◆ **The request**: Leave out the pictures and repeat everything else in the records exactly.

◆ **Dataset records**:
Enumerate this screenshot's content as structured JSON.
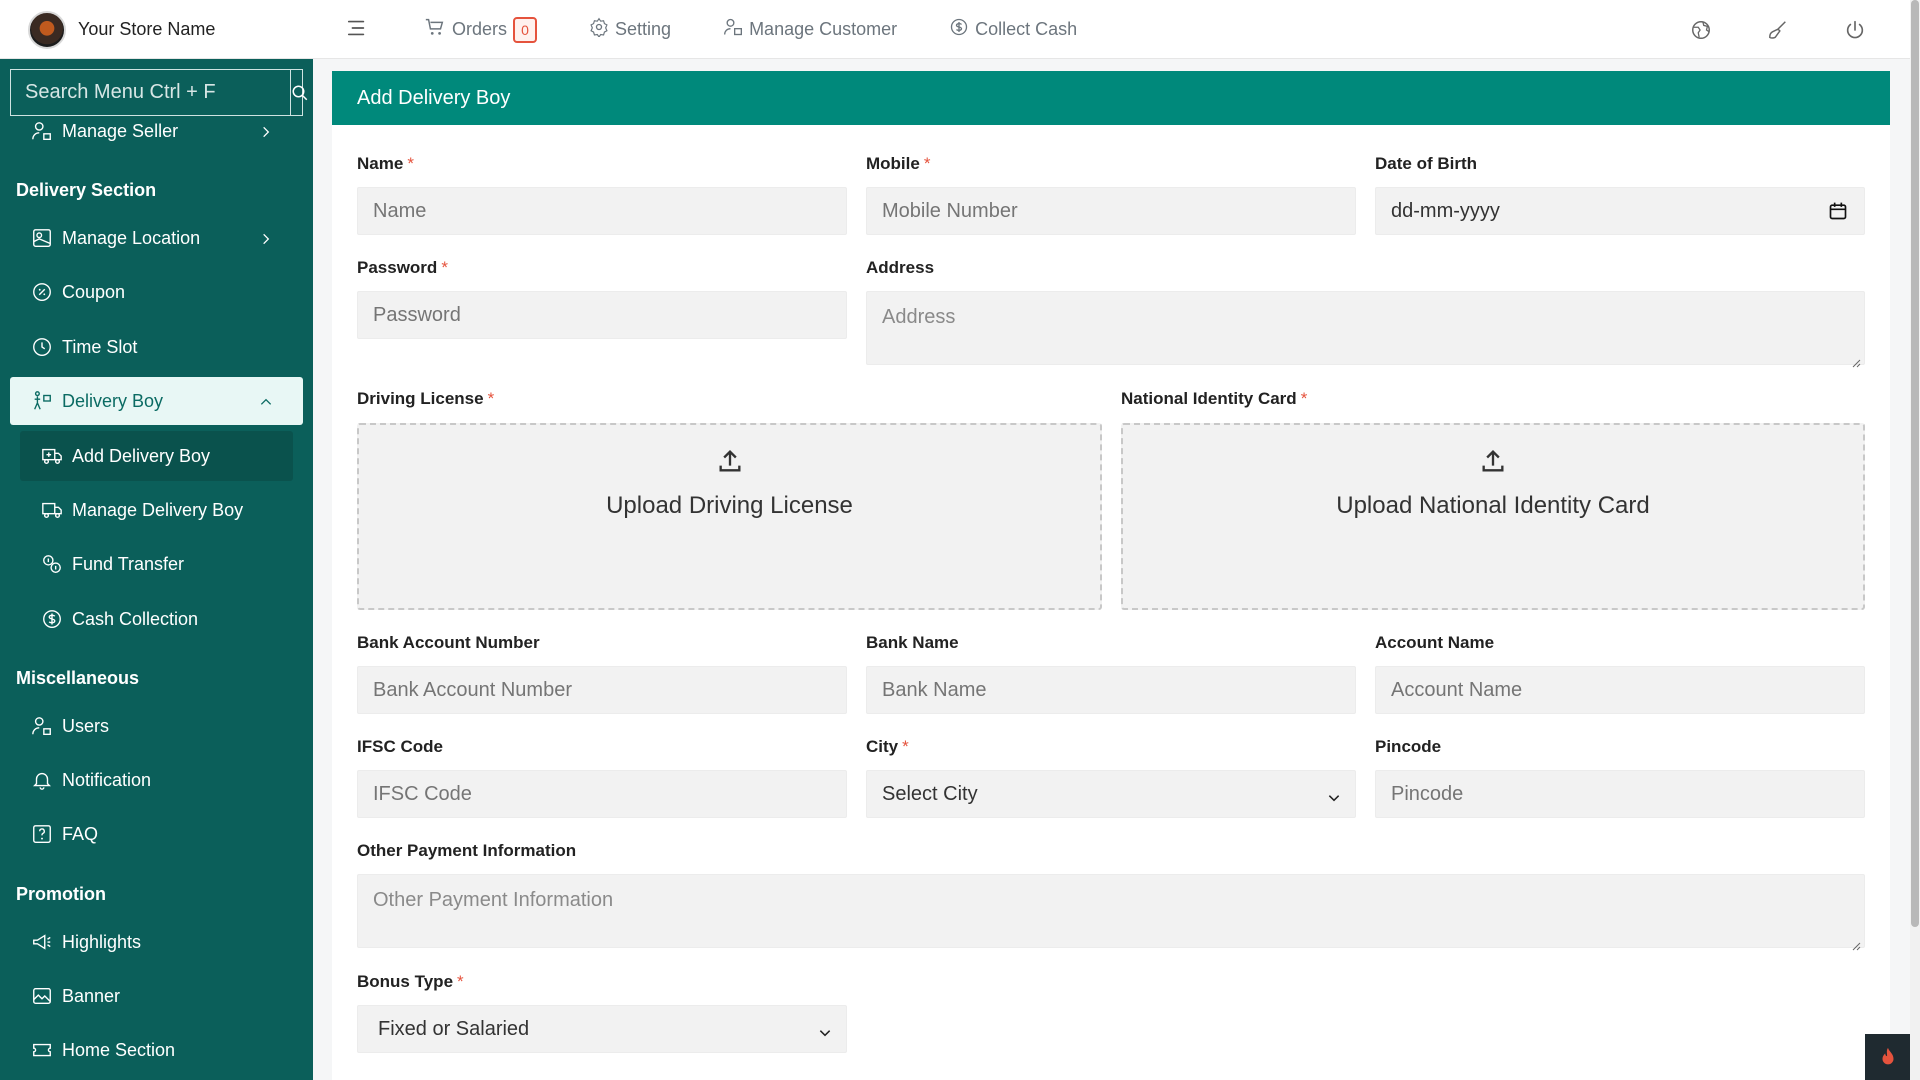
{
  "header": {
    "store_name": "Your Store Name",
    "nav": {
      "orders_label": "Orders",
      "orders_count": "0",
      "setting_label": "Setting",
      "manage_customer_label": "Manage Customer",
      "collect_cash_label": "Collect Cash"
    },
    "icons": [
      "hamburger-icon",
      "globe-icon",
      "brush-icon",
      "power-icon"
    ]
  },
  "sidebar": {
    "search_placeholder": "Search Menu Ctrl + F",
    "manage_seller": "Manage Seller",
    "delivery_section": "Delivery Section",
    "manage_location": "Manage Location",
    "coupon": "Coupon",
    "time_slot": "Time Slot",
    "delivery_boy": "Delivery Boy",
    "add_delivery_boy": "Add Delivery Boy",
    "manage_delivery_boy": "Manage Delivery Boy",
    "fund_transfer": "Fund Transfer",
    "cash_collection": "Cash Collection",
    "miscellaneous": "Miscellaneous",
    "users": "Users",
    "notification": "Notification",
    "faq": "FAQ",
    "promotion": "Promotion",
    "highlights": "Highlights",
    "banner": "Banner",
    "home_section": "Home Section"
  },
  "form": {
    "title": "Add Delivery Boy",
    "name": {
      "label": "Name",
      "placeholder": "Name"
    },
    "mobile": {
      "label": "Mobile",
      "placeholder": "Mobile Number"
    },
    "dob": {
      "label": "Date of Birth",
      "value": "dd-mm-yyyy"
    },
    "password": {
      "label": "Password",
      "placeholder": "Password"
    },
    "address": {
      "label": "Address",
      "placeholder": "Address"
    },
    "driving_license": {
      "label": "Driving License",
      "upload_text": "Upload Driving License"
    },
    "national_id": {
      "label": "National Identity Card",
      "upload_text": "Upload National Identity Card"
    },
    "bank_account_number": {
      "label": "Bank Account Number",
      "placeholder": "Bank Account Number"
    },
    "bank_name": {
      "label": "Bank Name",
      "placeholder": "Bank Name"
    },
    "account_name": {
      "label": "Account Name",
      "placeholder": "Account Name"
    },
    "ifsc": {
      "label": "IFSC Code",
      "placeholder": "IFSC Code"
    },
    "city": {
      "label": "City",
      "value": "Select City"
    },
    "pincode": {
      "label": "Pincode",
      "placeholder": "Pincode"
    },
    "other_payment": {
      "label": "Other Payment Information",
      "placeholder": "Other Payment Information"
    },
    "bonus_type": {
      "label": "Bonus Type",
      "value": "Fixed or Salaried"
    },
    "required_mark": "*"
  },
  "colors": {
    "sidebar_bg": "#0b5f5a",
    "header_accent": "#00897b",
    "required": "#e5533d"
  }
}
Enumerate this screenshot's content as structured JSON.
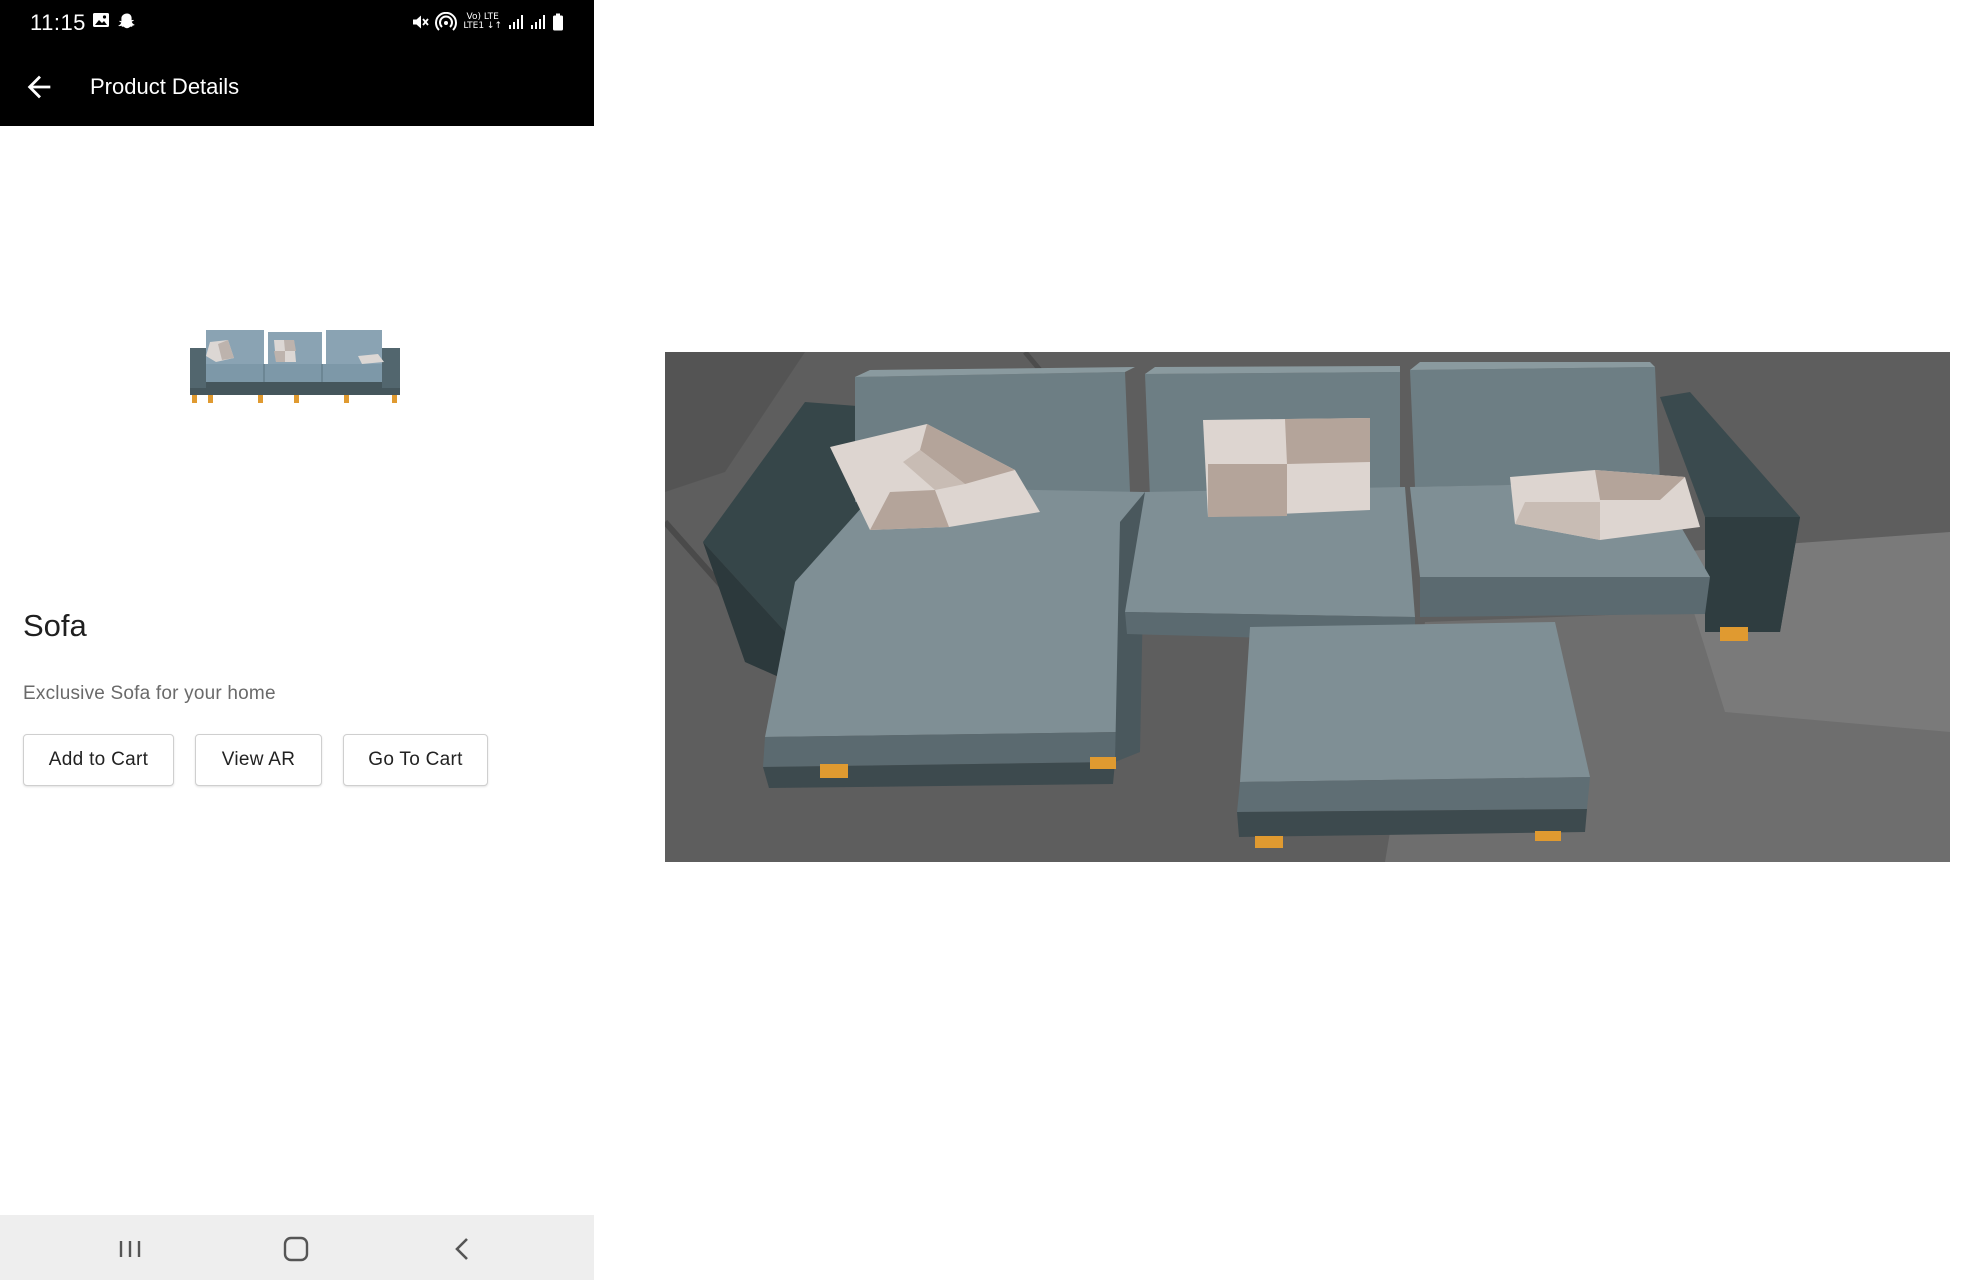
{
  "status_bar": {
    "time": "11:15",
    "left_icons": [
      "image-icon",
      "snapchat-icon"
    ],
    "right_icons": [
      "mute-icon",
      "hotspot-icon",
      "volte-lte1-icon",
      "lte-data-icon",
      "signal-icon",
      "signal-icon",
      "battery-icon"
    ],
    "volte_label_top": "Vo) LTE",
    "volte_label_bottom": "LTE1 ↓↑"
  },
  "app_bar": {
    "title": "Product Details",
    "back_icon": "arrow-back-icon"
  },
  "product": {
    "name": "Sofa",
    "description": "Exclusive Sofa for your home"
  },
  "buttons": {
    "add_to_cart": "Add to Cart",
    "view_ar": "View AR",
    "go_to_cart": "Go To Cart"
  },
  "nav_bar": {
    "items": [
      "recents-icon",
      "home-icon",
      "back-icon"
    ]
  },
  "colors": {
    "app_bar_bg": "#000000",
    "sofa_body": "#7c8c93",
    "sofa_dark": "#4a5a60",
    "cushion": "#b8ada7",
    "leg": "#e09a30",
    "floor": "#606060"
  }
}
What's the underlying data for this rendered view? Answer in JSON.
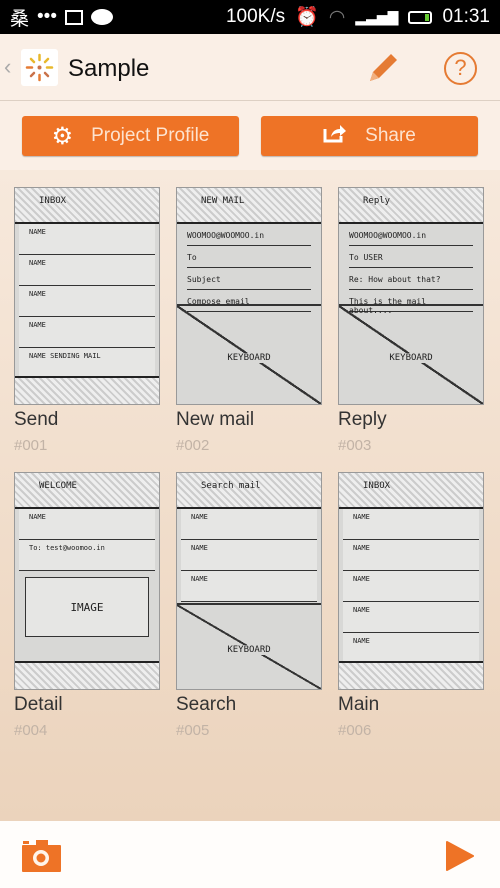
{
  "status_bar": {
    "carrier_glyph": "桑",
    "dots": "•••",
    "speed": "100K/s",
    "time": "01:31",
    "icons": [
      "image-icon",
      "wechat-icon",
      "alarm-icon",
      "wifi-icon",
      "signal-icon",
      "battery-icon"
    ]
  },
  "app_bar": {
    "title": "Sample",
    "back": "‹",
    "icons": [
      "app-logo-icon",
      "pencil-icon",
      "help-icon"
    ],
    "help": "?"
  },
  "buttons": {
    "project_profile": "Project Profile",
    "share": "Share"
  },
  "accent": "#ee7326",
  "screens": [
    {
      "name": "Send",
      "id": "#001",
      "sketch": "list",
      "sketch_title": "INBOX",
      "rows": [
        "NAME",
        "NAME",
        "NAME",
        "NAME",
        "NAME  SENDING MAIL"
      ]
    },
    {
      "name": "New mail",
      "id": "#002",
      "sketch": "compose",
      "sketch_title": "NEW MAIL",
      "fields": [
        "WOOMOO@WOOMOO.in",
        "To",
        "Subject",
        "Compose email"
      ],
      "keyboard": "KEYBOARD"
    },
    {
      "name": "Reply",
      "id": "#003",
      "sketch": "compose",
      "sketch_title": "Reply",
      "fields": [
        "WOOMOO@WOOMOO.in",
        "To USER",
        "Re: How about that?",
        "This is the mail about...."
      ],
      "keyboard": "KEYBOARD"
    },
    {
      "name": "Detail",
      "id": "#004",
      "sketch": "detail",
      "sketch_title": "WELCOME",
      "rows": [
        "NAME",
        "To: test@woomoo.in"
      ],
      "image": "IMAGE"
    },
    {
      "name": "Search",
      "id": "#005",
      "sketch": "search",
      "sketch_title": "Search mail",
      "rows": [
        "NAME",
        "NAME",
        "NAME"
      ],
      "keyboard": "KEYBOARD"
    },
    {
      "name": "Main",
      "id": "#006",
      "sketch": "list",
      "sketch_title": "INBOX",
      "rows": [
        "NAME",
        "NAME",
        "NAME",
        "NAME",
        "NAME"
      ]
    }
  ],
  "bottom_bar": {
    "icons": [
      "camera-icon",
      "play-icon"
    ]
  }
}
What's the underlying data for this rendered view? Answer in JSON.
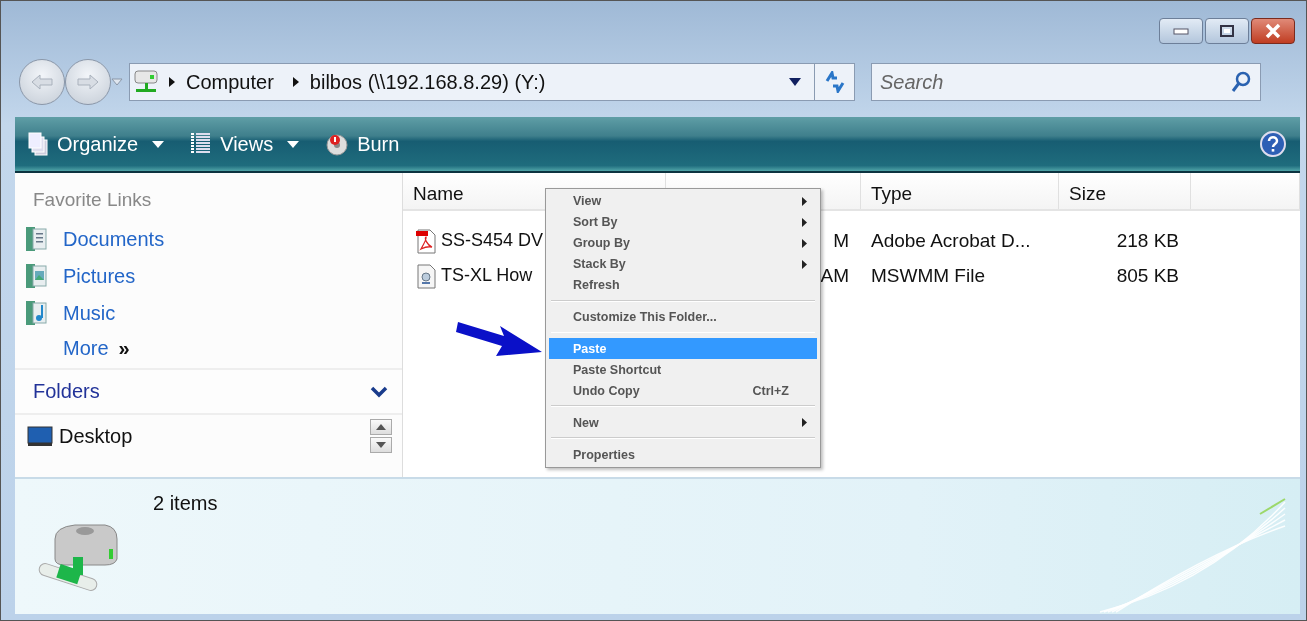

◆ **Full response**:
Enumerate this screenshot's content as structured JSON.
{
  "header": {
    "store_name": "Your Store Name",
    "nav": {
      "orders_label": "Orders",
      "orders_count": "0",
      "setting_label": "Setting",
      "manage_customer_label": "Manage Customer",
      "collect_cash_label": "Collect Cash"
    },
    "icons": [
      "hamburger-icon",
      "globe-icon",
      "brush-icon",
      "power-icon"
    ]
  },
  "sidebar": {
    "search_placeholder": "Search Menu Ctrl + F",
    "manage_seller": "Manage Seller",
    "delivery_section": "Delivery Section",
    "manage_location": "Manage Location",
    "coupon": "Coupon",
    "time_slot": "Time Slot",
    "delivery_boy": "Delivery Boy",
    "add_delivery_boy": "Add Delivery Boy",
    "manage_delivery_boy": "Manage Delivery Boy",
    "fund_transfer": "Fund Transfer",
    "cash_collection": "Cash Collection",
    "miscellaneous": "Miscellaneous",
    "users": "Users",
    "notification": "Notification",
    "faq": "FAQ",
    "promotion": "Promotion",
    "highlights": "Highlights",
    "banner": "Banner",
    "home_section": "Home Section"
  },
  "form": {
    "title": "Add Delivery Boy",
    "name": {
      "label": "Name",
      "placeholder": "Name"
    },
    "mobile": {
      "label": "Mobile",
      "placeholder": "Mobile Number"
    },
    "dob": {
      "label": "Date of Birth",
      "value": "dd-mm-yyyy"
    },
    "password": {
      "label": "Password",
      "placeholder": "Password"
    },
    "address": {
      "label": "Address",
      "placeholder": "Address"
    },
    "driving_license": {
      "label": "Driving License",
      "upload_text": "Upload Driving License"
    },
    "national_id": {
      "label": "National Identity Card",
      "upload_text": "Upload National Identity Card"
    },
    "bank_account_number": {
      "label": "Bank Account Number",
      "placeholder": "Bank Account Number"
    },
    "bank_name": {
      "label": "Bank Name",
      "placeholder": "Bank Name"
    },
    "account_name": {
      "label": "Account Name",
      "placeholder": "Account Name"
    },
    "ifsc": {
      "label": "IFSC Code",
      "placeholder": "IFSC Code"
    },
    "city": {
      "label": "City",
      "value": "Select City"
    },
    "pincode": {
      "label": "Pincode",
      "placeholder": "Pincode"
    },
    "other_payment": {
      "label": "Other Payment Information",
      "placeholder": "Other Payment Information"
    },
    "bonus_type": {
      "label": "Bonus Type",
      "value": "Fixed or Salaried"
    },
    "required_mark": "*"
  },
  "colors": {
    "sidebar_bg": "#0b5f5a",
    "header_accent": "#00897b",
    "required": "#e5533d"
  }
}
Enumerate this screenshot's content as structured JSON.
{
  "status_bar": {
    "time": "11:15",
    "left_icons": [
      "image-icon",
      "snapchat-icon"
    ],
    "right_icons": [
      "mute-icon",
      "hotspot-icon",
      "volte-lte1-icon",
      "lte-data-icon",
      "signal-icon",
      "signal-icon",
      "battery-icon"
    ],
    "volte_label_top": "Vo) LTE",
    "volte_label_bottom": "LTE1 ↓↑"
  },
  "app_bar": {
    "title": "Product Details",
    "back_icon": "arrow-back-icon"
  },
  "product": {
    "name": "Sofa",
    "description": "Exclusive Sofa for your home"
  },
  "buttons": {
    "add_to_cart": "Add to Cart",
    "view_ar": "View AR",
    "go_to_cart": "Go To Cart"
  },
  "nav_bar": {
    "items": [
      "recents-icon",
      "home-icon",
      "back-icon"
    ]
  },
  "colors": {
    "app_bar_bg": "#000000",
    "sofa_body": "#7c8c93",
    "sofa_dark": "#4a5a60",
    "cushion": "#b8ada7",
    "leg": "#e09a30",
    "floor": "#606060"
  }
}
What's the underlying data for this rendered view? Answer in JSON.
{
  "status_bar": {
    "carrier_glyph": "桑",
    "dots": "•••",
    "speed": "100K/s",
    "time": "01:31",
    "icons": [
      "image-icon",
      "wechat-icon",
      "alarm-icon",
      "wifi-icon",
      "signal-icon",
      "battery-icon"
    ]
  },
  "app_bar": {
    "title": "Sample",
    "back": "‹",
    "icons": [
      "app-logo-icon",
      "pencil-icon",
      "help-icon"
    ],
    "help": "?"
  },
  "buttons": {
    "project_profile": "Project Profile",
    "share": "Share"
  },
  "accent": "#ee7326",
  "screens": [
    {
      "name": "Send",
      "id": "#001",
      "sketch": "list",
      "sketch_title": "INBOX",
      "rows": [
        "NAME",
        "NAME",
        "NAME",
        "NAME",
        "NAME  SENDING MAIL"
      ]
    },
    {
      "name": "New mail",
      "id": "#002",
      "sketch": "compose",
      "sketch_title": "NEW MAIL",
      "fields": [
        "WOOMOO@WOOMOO.in",
        "To",
        "Subject",
        "Compose email"
      ],
      "keyboard": "KEYBOARD"
    },
    {
      "name": "Reply",
      "id": "#003",
      "sketch": "compose",
      "sketch_title": "Reply",
      "fields": [
        "WOOMOO@WOOMOO.in",
        "To USER",
        "Re: How about that?",
        "This is the mail about...."
      ],
      "keyboard": "KEYBOARD"
    },
    {
      "name": "Detail",
      "id": "#004",
      "sketch": "detail",
      "sketch_title": "WELCOME",
      "rows": [
        "NAME",
        "To: test@woomoo.in"
      ],
      "image": "IMAGE"
    },
    {
      "name": "Search",
      "id": "#005",
      "sketch": "search",
      "sketch_title": "Search mail",
      "rows": [
        "NAME",
        "NAME",
        "NAME"
      ],
      "keyboard": "KEYBOARD"
    },
    {
      "name": "Main",
      "id": "#006",
      "sketch": "list",
      "sketch_title": "INBOX",
      "rows": [
        "NAME",
        "NAME",
        "NAME",
        "NAME",
        "NAME"
      ]
    }
  ],
  "bottom_bar": {
    "icons": [
      "camera-icon",
      "play-icon"
    ]
  }
}
What's the underlying data for this rendered view? Answer in JSON.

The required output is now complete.